* BEGIN *
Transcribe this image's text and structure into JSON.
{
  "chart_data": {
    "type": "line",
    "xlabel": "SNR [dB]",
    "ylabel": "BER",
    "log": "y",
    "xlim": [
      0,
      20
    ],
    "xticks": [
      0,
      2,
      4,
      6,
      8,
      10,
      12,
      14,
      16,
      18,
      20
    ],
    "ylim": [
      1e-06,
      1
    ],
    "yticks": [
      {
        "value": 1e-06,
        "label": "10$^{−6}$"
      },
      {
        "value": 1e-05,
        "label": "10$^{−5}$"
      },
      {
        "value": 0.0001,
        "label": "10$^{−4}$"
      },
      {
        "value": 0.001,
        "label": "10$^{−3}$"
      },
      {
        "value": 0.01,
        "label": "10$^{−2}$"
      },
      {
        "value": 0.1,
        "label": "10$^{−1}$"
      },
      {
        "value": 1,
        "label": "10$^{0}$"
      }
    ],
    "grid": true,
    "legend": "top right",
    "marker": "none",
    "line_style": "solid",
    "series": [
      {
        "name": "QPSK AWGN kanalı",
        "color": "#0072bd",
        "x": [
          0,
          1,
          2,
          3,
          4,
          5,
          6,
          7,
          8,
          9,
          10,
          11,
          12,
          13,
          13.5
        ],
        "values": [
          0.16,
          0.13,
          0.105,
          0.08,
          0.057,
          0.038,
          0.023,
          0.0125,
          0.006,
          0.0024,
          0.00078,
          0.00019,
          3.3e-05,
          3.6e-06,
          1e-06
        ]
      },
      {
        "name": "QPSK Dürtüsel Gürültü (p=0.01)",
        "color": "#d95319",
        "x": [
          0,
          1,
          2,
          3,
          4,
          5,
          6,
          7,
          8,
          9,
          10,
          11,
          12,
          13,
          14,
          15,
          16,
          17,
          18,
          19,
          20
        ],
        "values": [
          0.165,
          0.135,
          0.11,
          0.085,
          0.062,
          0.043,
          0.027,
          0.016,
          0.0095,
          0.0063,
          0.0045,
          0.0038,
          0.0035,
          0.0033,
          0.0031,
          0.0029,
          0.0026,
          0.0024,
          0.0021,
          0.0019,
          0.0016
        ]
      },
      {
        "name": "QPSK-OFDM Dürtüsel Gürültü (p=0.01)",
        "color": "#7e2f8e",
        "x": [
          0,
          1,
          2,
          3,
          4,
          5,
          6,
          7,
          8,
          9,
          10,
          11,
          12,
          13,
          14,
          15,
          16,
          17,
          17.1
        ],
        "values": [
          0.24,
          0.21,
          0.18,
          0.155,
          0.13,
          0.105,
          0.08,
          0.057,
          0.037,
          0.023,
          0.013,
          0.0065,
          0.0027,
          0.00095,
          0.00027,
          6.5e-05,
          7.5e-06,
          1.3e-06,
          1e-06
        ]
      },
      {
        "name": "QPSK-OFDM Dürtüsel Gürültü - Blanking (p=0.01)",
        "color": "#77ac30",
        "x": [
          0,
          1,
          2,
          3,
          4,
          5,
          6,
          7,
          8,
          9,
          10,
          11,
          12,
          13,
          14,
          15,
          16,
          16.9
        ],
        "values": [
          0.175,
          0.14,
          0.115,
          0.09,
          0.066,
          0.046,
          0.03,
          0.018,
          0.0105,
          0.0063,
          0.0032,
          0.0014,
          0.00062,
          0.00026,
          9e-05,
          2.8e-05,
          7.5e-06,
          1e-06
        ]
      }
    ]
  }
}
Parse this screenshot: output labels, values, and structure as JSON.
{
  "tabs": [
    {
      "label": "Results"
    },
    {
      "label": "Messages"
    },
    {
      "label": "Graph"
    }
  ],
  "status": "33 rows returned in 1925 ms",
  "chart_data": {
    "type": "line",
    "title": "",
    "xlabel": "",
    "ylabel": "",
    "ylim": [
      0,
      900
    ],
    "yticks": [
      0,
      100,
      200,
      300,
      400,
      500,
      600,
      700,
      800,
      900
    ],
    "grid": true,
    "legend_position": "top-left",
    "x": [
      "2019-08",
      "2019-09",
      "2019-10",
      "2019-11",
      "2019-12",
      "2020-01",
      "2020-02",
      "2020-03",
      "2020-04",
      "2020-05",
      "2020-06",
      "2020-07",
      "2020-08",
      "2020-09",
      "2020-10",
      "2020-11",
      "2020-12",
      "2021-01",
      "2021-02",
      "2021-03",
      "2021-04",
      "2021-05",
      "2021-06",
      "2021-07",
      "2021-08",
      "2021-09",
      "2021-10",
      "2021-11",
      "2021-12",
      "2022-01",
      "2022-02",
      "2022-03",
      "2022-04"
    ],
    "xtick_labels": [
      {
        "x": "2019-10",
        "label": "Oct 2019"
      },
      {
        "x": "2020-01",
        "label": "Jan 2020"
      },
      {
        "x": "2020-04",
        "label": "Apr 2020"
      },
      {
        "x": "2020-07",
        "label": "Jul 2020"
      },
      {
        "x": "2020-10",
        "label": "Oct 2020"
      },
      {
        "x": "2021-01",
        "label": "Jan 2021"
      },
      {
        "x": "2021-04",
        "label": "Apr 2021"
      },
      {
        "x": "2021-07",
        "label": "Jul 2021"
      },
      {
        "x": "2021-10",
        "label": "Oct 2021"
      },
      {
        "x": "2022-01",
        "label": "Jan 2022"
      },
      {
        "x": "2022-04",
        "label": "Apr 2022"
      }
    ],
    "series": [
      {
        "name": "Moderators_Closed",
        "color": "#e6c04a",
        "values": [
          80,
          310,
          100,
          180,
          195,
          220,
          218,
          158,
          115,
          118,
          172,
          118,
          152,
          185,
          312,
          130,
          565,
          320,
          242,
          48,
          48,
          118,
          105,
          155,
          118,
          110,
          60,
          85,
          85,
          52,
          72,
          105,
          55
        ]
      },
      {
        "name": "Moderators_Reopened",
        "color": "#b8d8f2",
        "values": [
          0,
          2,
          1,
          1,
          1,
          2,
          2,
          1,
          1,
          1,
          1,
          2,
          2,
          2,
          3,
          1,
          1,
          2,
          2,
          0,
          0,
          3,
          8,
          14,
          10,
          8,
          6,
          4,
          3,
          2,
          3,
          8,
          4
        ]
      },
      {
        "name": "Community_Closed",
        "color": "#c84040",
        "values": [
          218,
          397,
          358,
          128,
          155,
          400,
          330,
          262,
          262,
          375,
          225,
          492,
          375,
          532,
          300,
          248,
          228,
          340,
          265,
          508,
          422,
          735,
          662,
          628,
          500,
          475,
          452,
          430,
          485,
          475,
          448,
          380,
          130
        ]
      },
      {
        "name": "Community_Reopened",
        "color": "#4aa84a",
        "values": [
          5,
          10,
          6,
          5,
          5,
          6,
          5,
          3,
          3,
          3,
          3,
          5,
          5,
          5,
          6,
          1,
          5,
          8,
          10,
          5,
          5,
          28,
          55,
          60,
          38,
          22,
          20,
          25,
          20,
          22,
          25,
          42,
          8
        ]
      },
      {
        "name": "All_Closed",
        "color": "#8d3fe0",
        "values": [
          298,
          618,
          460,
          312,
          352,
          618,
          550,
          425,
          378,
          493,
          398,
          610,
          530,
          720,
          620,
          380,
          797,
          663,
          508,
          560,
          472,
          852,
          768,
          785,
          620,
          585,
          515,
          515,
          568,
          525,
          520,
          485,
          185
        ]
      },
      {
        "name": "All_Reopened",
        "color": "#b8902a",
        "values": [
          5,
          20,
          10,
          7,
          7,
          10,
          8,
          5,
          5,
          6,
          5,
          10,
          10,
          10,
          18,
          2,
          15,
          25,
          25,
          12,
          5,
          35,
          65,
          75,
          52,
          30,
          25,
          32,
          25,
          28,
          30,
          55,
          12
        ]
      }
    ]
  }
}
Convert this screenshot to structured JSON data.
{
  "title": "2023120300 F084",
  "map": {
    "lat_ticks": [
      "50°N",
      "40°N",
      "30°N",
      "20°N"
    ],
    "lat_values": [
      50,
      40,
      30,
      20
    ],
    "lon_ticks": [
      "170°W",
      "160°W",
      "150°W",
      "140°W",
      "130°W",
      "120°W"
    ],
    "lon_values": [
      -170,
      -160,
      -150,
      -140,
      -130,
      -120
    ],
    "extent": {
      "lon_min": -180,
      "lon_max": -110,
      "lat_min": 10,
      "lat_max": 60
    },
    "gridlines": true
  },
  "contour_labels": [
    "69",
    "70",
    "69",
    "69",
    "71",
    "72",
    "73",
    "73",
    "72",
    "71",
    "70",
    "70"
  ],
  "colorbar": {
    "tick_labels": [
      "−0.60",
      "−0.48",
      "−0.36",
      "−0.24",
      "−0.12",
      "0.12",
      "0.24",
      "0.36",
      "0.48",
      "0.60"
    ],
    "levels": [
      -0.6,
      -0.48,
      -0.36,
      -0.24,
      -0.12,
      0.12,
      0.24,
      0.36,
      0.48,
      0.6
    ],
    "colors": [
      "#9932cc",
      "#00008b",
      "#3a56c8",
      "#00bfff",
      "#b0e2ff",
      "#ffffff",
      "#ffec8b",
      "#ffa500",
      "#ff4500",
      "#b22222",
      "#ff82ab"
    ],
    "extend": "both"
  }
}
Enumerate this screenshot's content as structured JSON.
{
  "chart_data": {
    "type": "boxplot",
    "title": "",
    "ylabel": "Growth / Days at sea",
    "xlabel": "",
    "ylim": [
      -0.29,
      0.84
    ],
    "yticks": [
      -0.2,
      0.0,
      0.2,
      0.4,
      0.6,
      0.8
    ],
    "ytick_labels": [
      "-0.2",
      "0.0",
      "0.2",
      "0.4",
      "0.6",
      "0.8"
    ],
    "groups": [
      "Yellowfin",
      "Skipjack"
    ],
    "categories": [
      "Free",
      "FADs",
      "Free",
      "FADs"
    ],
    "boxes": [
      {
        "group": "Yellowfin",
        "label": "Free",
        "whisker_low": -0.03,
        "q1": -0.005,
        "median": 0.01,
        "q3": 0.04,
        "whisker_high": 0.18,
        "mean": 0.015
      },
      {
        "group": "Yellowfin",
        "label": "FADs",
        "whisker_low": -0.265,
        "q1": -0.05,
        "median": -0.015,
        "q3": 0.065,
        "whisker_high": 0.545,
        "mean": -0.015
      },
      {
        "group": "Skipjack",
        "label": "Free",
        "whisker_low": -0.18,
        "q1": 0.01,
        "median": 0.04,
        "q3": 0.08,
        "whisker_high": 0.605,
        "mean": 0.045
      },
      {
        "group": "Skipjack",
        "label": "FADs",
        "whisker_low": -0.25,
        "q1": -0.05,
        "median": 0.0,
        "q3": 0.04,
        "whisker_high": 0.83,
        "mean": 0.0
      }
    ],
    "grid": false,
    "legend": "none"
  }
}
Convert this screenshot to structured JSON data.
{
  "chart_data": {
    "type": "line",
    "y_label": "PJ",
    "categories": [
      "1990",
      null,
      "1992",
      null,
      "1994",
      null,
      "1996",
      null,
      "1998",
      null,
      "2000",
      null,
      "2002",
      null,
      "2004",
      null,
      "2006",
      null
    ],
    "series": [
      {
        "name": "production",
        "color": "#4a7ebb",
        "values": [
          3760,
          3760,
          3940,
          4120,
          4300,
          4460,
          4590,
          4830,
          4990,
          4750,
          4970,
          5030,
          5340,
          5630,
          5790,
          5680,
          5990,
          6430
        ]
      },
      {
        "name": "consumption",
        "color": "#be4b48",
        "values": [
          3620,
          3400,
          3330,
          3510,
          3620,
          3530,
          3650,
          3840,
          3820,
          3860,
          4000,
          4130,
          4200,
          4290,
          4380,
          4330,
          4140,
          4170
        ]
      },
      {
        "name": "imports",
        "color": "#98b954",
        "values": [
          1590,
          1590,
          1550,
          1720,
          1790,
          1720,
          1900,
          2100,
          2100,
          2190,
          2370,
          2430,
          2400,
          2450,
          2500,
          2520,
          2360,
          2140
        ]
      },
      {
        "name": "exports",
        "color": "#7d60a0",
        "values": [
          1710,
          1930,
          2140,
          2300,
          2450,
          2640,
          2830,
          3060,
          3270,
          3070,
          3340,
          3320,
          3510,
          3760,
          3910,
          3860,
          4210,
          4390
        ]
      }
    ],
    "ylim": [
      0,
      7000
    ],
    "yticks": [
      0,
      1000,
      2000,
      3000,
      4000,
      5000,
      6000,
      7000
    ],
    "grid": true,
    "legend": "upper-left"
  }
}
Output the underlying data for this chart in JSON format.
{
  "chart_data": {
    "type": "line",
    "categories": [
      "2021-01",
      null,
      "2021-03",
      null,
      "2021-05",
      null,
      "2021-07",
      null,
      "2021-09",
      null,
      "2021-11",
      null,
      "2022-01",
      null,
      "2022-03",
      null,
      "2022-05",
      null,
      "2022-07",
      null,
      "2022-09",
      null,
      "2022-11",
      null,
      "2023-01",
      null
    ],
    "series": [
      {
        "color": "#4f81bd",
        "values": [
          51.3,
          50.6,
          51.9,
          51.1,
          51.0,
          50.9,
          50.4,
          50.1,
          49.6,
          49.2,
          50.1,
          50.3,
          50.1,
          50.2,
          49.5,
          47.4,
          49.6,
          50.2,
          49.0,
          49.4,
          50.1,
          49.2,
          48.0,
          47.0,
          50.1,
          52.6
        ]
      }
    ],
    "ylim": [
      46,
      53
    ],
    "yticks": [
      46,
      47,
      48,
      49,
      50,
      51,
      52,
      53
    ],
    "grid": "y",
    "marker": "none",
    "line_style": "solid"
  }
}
* END *
#### Exercise instructions
Pick out the lines containing the string "mean" and show them.

#### Solution to the problem
        "mean": 0.015
        "mean": -0.015
        "mean": 0.045
        "mean": 0.0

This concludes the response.